Please reproduce every record, keeping each one exactly as written.
:::::
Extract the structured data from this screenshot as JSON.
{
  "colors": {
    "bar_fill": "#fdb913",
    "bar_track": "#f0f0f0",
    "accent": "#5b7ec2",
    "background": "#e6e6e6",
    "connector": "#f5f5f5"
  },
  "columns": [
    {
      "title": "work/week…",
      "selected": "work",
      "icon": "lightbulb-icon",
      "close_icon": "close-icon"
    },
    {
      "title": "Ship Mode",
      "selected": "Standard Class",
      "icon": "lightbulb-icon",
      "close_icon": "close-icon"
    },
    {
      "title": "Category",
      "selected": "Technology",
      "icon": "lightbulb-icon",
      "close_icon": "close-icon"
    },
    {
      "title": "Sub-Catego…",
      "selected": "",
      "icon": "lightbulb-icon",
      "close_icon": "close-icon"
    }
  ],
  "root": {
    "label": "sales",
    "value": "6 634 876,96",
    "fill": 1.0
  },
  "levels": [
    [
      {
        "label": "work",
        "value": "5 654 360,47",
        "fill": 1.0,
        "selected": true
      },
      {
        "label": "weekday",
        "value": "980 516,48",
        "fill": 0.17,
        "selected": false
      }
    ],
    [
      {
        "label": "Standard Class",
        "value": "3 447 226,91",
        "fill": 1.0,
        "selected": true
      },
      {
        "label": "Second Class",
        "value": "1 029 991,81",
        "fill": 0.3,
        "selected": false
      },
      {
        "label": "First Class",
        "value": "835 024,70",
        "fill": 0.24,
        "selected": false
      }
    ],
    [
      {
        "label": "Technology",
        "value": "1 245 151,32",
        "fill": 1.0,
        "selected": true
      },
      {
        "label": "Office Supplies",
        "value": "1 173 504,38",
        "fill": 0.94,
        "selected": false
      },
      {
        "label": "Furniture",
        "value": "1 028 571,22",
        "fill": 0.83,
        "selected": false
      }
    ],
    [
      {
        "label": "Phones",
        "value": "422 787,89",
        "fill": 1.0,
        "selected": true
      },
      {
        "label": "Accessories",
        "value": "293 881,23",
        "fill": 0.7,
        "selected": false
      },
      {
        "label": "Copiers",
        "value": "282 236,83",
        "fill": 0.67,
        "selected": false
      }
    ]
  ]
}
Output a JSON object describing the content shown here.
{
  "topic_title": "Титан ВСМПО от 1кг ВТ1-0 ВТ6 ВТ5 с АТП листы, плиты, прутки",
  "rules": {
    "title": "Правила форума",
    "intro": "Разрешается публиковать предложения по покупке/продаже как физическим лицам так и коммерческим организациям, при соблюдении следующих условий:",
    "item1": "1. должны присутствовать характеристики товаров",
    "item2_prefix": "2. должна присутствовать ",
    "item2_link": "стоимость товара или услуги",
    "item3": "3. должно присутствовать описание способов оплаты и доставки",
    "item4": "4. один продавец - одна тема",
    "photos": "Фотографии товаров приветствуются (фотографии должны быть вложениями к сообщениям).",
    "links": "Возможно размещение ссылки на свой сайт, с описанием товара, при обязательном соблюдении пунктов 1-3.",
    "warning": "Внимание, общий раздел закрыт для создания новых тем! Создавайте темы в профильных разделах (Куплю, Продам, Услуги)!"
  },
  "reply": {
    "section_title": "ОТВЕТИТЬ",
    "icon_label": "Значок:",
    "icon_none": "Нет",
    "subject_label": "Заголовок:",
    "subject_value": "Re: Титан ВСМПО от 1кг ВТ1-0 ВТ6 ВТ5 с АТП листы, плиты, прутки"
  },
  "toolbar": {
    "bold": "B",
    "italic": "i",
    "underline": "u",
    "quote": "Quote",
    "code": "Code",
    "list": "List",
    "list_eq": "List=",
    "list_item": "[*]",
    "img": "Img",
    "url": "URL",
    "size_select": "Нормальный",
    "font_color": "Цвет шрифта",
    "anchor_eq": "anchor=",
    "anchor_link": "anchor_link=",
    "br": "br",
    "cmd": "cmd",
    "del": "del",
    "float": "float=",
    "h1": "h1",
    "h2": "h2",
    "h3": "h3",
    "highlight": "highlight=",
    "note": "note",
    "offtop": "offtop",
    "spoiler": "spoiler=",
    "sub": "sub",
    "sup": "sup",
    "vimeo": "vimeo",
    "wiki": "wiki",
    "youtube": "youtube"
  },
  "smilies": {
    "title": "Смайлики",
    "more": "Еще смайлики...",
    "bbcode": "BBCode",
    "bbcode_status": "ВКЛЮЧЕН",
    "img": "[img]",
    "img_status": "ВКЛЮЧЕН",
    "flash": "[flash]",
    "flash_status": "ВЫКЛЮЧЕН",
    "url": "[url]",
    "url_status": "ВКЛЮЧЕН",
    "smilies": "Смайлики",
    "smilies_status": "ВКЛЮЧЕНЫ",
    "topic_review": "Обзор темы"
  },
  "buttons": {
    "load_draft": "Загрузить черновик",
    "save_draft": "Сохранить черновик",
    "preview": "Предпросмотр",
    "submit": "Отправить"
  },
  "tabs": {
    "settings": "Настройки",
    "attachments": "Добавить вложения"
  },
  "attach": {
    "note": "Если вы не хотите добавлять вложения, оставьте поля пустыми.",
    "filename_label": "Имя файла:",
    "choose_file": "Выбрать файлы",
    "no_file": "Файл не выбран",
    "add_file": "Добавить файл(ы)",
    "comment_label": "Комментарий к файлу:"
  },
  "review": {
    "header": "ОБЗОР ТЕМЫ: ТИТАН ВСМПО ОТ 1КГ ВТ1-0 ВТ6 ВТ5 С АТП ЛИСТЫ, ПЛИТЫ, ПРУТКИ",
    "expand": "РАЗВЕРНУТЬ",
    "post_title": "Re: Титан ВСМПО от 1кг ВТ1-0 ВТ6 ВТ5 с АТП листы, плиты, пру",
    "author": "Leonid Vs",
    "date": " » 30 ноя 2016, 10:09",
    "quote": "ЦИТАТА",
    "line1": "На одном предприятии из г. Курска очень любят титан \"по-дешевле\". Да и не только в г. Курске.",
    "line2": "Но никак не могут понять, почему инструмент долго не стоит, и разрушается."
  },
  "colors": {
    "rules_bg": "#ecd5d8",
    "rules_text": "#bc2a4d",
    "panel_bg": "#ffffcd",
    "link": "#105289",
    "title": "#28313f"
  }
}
:::::
Final answer:
Extract the structured data from this screenshot as JSON.
{
  "colors": {
    "bar_fill": "#fdb913",
    "bar_track": "#f0f0f0",
    "accent": "#5b7ec2",
    "background": "#e6e6e6",
    "connector": "#f5f5f5"
  },
  "columns": [
    {
      "title": "work/week…",
      "selected": "work",
      "icon": "lightbulb-icon",
      "close_icon": "close-icon"
    },
    {
      "title": "Ship Mode",
      "selected": "Standard Class",
      "icon": "lightbulb-icon",
      "close_icon": "close-icon"
    },
    {
      "title": "Category",
      "selected": "Technology",
      "icon": "lightbulb-icon",
      "close_icon": "close-icon"
    },
    {
      "title": "Sub-Catego…",
      "selected": "",
      "icon": "lightbulb-icon",
      "close_icon": "close-icon"
    }
  ],
  "root": {
    "label": "sales",
    "value": "6 634 876,96",
    "fill": 1.0
  },
  "levels": [
    [
      {
        "label": "work",
        "value": "5 654 360,47",
        "fill": 1.0,
        "selected": true
      },
      {
        "label": "weekday",
        "value": "980 516,48",
        "fill": 0.17,
        "selected": false
      }
    ],
    [
      {
        "label": "Standard Class",
        "value": "3 447 226,91",
        "fill": 1.0,
        "selected": true
      },
      {
        "label": "Second Class",
        "value": "1 029 991,81",
        "fill": 0.3,
        "selected": false
      },
      {
        "label": "First Class",
        "value": "835 024,70",
        "fill": 0.24,
        "selected": false
      }
    ],
    [
      {
        "label": "Technology",
        "value": "1 245 151,32",
        "fill": 1.0,
        "selected": true
      },
      {
        "label": "Office Supplies",
        "value": "1 173 504,38",
        "fill": 0.94,
        "selected": false
      },
      {
        "label": "Furniture",
        "value": "1 028 571,22",
        "fill": 0.83,
        "selected": false
      }
    ],
    [
      {
        "label": "Phones",
        "value": "422 787,89",
        "fill": 1.0,
        "selected": true
      },
      {
        "label": "Accessories",
        "value": "293 881,23",
        "fill": 0.7,
        "selected": false
      },
      {
        "label": "Copiers",
        "value": "282 236,83",
        "fill": 0.67,
        "selected": false
      }
    ]
  ]
}
Output a JSON object describing the content shown here.
{
  "topic_title": "Титан ВСМПО от 1кг ВТ1-0 ВТ6 ВТ5 с АТП листы, плиты, прутки",
  "rules": {
    "title": "Правила форума",
    "intro": "Разрешается публиковать предложения по покупке/продаже как физическим лицам так и коммерческим организациям, при соблюдении следующих условий:",
    "item1": "1. должны присутствовать характеристики товаров",
    "item2_prefix": "2. должна присутствовать ",
    "item2_link": "стоимость товара или услуги",
    "item3": "3. должно присутствовать описание способов оплаты и доставки",
    "item4": "4. один продавец - одна тема",
    "photos": "Фотографии товаров приветствуются (фотографии должны быть вложениями к сообщениям).",
    "links": "Возможно размещение ссылки на свой сайт, с описанием товара, при обязательном соблюдении пунктов 1-3.",
    "warning": "Внимание, общий раздел закрыт для создания новых тем! Создавайте темы в профильных разделах (Куплю, Продам, Услуги)!"
  },
  "reply": {
    "section_title": "ОТВЕТИТЬ",
    "icon_label": "Значок:",
    "icon_none": "Нет",
    "subject_label": "Заголовок:",
    "subject_value": "Re: Титан ВСМПО от 1кг ВТ1-0 ВТ6 ВТ5 с АТП листы, плиты, прутки"
  },
  "toolbar": {
    "bold": "B",
    "italic": "i",
    "underline": "u",
    "quote": "Quote",
    "code": "Code",
    "list": "List",
    "list_eq": "List=",
    "list_item": "[*]",
    "img": "Img",
    "url": "URL",
    "size_select": "Нормальный",
    "font_color": "Цвет шрифта",
    "anchor_eq": "anchor=",
    "anchor_link": "anchor_link=",
    "br": "br",
    "cmd": "cmd",
    "del": "del",
    "float": "float=",
    "h1": "h1",
    "h2": "h2",
    "h3": "h3",
    "highlight": "highlight=",
    "note": "note",
    "offtop": "offtop",
    "spoiler": "spoiler=",
    "sub": "sub",
    "sup": "sup",
    "vimeo": "vimeo",
    "wiki": "wiki",
    "youtube": "youtube"
  },
  "smilies": {
    "title": "Смайлики",
    "more": "Еще смайлики...",
    "bbcode": "BBCode",
    "bbcode_status": "ВКЛЮЧЕН",
    "img": "[img]",
    "img_status": "ВКЛЮЧЕН",
    "flash": "[flash]",
    "flash_status": "ВЫКЛЮЧЕН",
    "url": "[url]",
    "url_status": "ВКЛЮЧЕН",
    "smilies": "Смайлики",
    "smilies_status": "ВКЛЮЧЕНЫ",
    "topic_review": "Обзор темы"
  },
  "buttons": {
    "load_draft": "Загрузить черновик",
    "save_draft": "Сохранить черновик",
    "preview": "Предпросмотр",
    "submit": "Отправить"
  },
  "tabs": {
    "settings": "Настройки",
    "attachments": "Добавить вложения"
  },
  "attach": {
    "note": "Если вы не хотите добавлять вложения, оставьте поля пустыми.",
    "filename_label": "Имя файла:",
    "choose_file": "Выбрать файлы",
    "no_file": "Файл не выбран",
    "add_file": "Добавить файл(ы)",
    "comment_label": "Комментарий к файлу:"
  },
  "review": {
    "header": "ОБЗОР ТЕМЫ: ТИТАН ВСМПО ОТ 1КГ ВТ1-0 ВТ6 ВТ5 С АТП ЛИСТЫ, ПЛИТЫ, ПРУТКИ",
    "expand": "РАЗВЕРНУТЬ",
    "post_title": "Re: Титан ВСМПО от 1кг ВТ1-0 ВТ6 ВТ5 с АТП листы, плиты, пру",
    "author": "Leonid Vs",
    "date": " » 30 ноя 2016, 10:09",
    "quote": "ЦИТАТА",
    "line1": "На одном предприятии из г. Курска очень любят титан \"по-дешевле\". Да и не только в г. Курске.",
    "line2": "Но никак не могут понять, почему инструмент долго не стоит, и разрушается."
  },
  "colors": {
    "rules_bg": "#ecd5d8",
    "rules_text": "#bc2a4d",
    "panel_bg": "#ffffcd",
    "link": "#105289",
    "title": "#28313f"
  }
}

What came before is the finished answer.